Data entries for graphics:
[Begin]
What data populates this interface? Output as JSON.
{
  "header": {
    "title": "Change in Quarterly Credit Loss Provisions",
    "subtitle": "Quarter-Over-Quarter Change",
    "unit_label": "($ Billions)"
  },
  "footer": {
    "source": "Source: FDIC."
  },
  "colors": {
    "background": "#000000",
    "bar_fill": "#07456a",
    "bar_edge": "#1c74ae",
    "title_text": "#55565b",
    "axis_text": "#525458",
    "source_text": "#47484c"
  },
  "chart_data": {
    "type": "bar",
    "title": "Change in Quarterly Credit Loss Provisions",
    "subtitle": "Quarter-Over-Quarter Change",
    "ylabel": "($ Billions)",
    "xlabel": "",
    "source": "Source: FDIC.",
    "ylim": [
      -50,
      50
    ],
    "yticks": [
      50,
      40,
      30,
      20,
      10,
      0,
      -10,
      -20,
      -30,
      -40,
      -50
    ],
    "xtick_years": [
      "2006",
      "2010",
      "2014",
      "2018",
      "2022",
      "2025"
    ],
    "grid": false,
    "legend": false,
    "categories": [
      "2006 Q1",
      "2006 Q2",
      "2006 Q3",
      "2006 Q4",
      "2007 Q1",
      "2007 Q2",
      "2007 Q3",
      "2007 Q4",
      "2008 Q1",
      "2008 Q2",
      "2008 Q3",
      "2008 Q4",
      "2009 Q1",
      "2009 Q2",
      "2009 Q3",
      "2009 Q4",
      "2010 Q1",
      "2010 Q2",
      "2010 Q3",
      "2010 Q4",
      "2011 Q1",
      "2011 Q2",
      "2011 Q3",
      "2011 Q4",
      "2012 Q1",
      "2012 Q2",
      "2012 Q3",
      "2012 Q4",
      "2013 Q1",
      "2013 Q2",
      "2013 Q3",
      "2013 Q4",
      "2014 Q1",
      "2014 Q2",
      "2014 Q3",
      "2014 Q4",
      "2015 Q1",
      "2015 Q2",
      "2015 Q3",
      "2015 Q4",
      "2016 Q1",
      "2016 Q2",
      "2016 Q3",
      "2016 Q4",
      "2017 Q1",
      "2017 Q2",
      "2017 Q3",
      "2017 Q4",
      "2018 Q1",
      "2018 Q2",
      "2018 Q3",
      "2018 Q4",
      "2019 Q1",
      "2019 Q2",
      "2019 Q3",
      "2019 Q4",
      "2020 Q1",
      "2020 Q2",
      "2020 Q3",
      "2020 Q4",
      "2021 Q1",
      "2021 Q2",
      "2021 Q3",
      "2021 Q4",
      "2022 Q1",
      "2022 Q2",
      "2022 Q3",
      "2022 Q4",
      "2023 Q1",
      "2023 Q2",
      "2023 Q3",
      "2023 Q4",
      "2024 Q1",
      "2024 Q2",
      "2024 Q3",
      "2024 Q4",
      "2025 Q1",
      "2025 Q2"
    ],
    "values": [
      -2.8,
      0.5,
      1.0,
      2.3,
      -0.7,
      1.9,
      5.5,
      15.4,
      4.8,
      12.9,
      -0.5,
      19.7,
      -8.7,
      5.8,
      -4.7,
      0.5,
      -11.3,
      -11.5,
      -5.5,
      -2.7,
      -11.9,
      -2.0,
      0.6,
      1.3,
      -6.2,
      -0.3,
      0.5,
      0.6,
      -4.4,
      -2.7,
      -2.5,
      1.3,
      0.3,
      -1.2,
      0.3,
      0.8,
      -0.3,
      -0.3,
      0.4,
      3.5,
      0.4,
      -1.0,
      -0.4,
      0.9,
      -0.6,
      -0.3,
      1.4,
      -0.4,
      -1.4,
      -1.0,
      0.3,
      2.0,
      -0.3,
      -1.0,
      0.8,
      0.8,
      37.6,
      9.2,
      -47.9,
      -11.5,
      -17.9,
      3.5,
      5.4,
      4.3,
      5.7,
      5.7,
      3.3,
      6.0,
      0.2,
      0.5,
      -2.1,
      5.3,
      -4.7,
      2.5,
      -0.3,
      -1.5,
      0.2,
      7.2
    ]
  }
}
[End]
Work to complete ::
Retype the data exactly as given.

The response ::
What data populates this interface? Output as JSON.
{
  "header": {
    "title": "Change in Quarterly Credit Loss Provisions",
    "subtitle": "Quarter-Over-Quarter Change",
    "unit_label": "($ Billions)"
  },
  "footer": {
    "source": "Source: FDIC."
  },
  "colors": {
    "background": "#000000",
    "bar_fill": "#07456a",
    "bar_edge": "#1c74ae",
    "title_text": "#55565b",
    "axis_text": "#525458",
    "source_text": "#47484c"
  },
  "chart_data": {
    "type": "bar",
    "title": "Change in Quarterly Credit Loss Provisions",
    "subtitle": "Quarter-Over-Quarter Change",
    "ylabel": "($ Billions)",
    "xlabel": "",
    "source": "Source: FDIC.",
    "ylim": [
      -50,
      50
    ],
    "yticks": [
      50,
      40,
      30,
      20,
      10,
      0,
      -10,
      -20,
      -30,
      -40,
      -50
    ],
    "xtick_years": [
      "2006",
      "2010",
      "2014",
      "2018",
      "2022",
      "2025"
    ],
    "grid": false,
    "legend": false,
    "categories": [
      "2006 Q1",
      "2006 Q2",
      "2006 Q3",
      "2006 Q4",
      "2007 Q1",
      "2007 Q2",
      "2007 Q3",
      "2007 Q4",
      "2008 Q1",
      "2008 Q2",
      "2008 Q3",
      "2008 Q4",
      "2009 Q1",
      "2009 Q2",
      "2009 Q3",
      "2009 Q4",
      "2010 Q1",
      "2010 Q2",
      "2010 Q3",
      "2010 Q4",
      "2011 Q1",
      "2011 Q2",
      "2011 Q3",
      "2011 Q4",
      "2012 Q1",
      "2012 Q2",
      "2012 Q3",
      "2012 Q4",
      "2013 Q1",
      "2013 Q2",
      "2013 Q3",
      "2013 Q4",
      "2014 Q1",
      "2014 Q2",
      "2014 Q3",
      "2014 Q4",
      "2015 Q1",
      "2015 Q2",
      "2015 Q3",
      "2015 Q4",
      "2016 Q1",
      "2016 Q2",
      "2016 Q3",
      "2016 Q4",
      "2017 Q1",
      "2017 Q2",
      "2017 Q3",
      "2017 Q4",
      "2018 Q1",
      "2018 Q2",
      "2018 Q3",
      "2018 Q4",
      "2019 Q1",
      "2019 Q2",
      "2019 Q3",
      "2019 Q4",
      "2020 Q1",
      "2020 Q2",
      "2020 Q3",
      "2020 Q4",
      "2021 Q1",
      "2021 Q2",
      "2021 Q3",
      "2021 Q4",
      "2022 Q1",
      "2022 Q2",
      "2022 Q3",
      "2022 Q4",
      "2023 Q1",
      "2023 Q2",
      "2023 Q3",
      "2023 Q4",
      "2024 Q1",
      "2024 Q2",
      "2024 Q3",
      "2024 Q4",
      "2025 Q1",
      "2025 Q2"
    ],
    "values": [
      -2.8,
      0.5,
      1.0,
      2.3,
      -0.7,
      1.9,
      5.5,
      15.4,
      4.8,
      12.9,
      -0.5,
      19.7,
      -8.7,
      5.8,
      -4.7,
      0.5,
      -11.3,
      -11.5,
      -5.5,
      -2.7,
      -11.9,
      -2.0,
      0.6,
      1.3,
      -6.2,
      -0.3,
      0.5,
      0.6,
      -4.4,
      -2.7,
      -2.5,
      1.3,
      0.3,
      -1.2,
      0.3,
      0.8,
      -0.3,
      -0.3,
      0.4,
      3.5,
      0.4,
      -1.0,
      -0.4,
      0.9,
      -0.6,
      -0.3,
      1.4,
      -0.4,
      -1.4,
      -1.0,
      0.3,
      2.0,
      -0.3,
      -1.0,
      0.8,
      0.8,
      37.6,
      9.2,
      -47.9,
      -11.5,
      -17.9,
      3.5,
      5.4,
      4.3,
      5.7,
      5.7,
      3.3,
      6.0,
      0.2,
      0.5,
      -2.1,
      5.3,
      -4.7,
      2.5,
      -0.3,
      -1.5,
      0.2,
      7.2
    ]
  }
}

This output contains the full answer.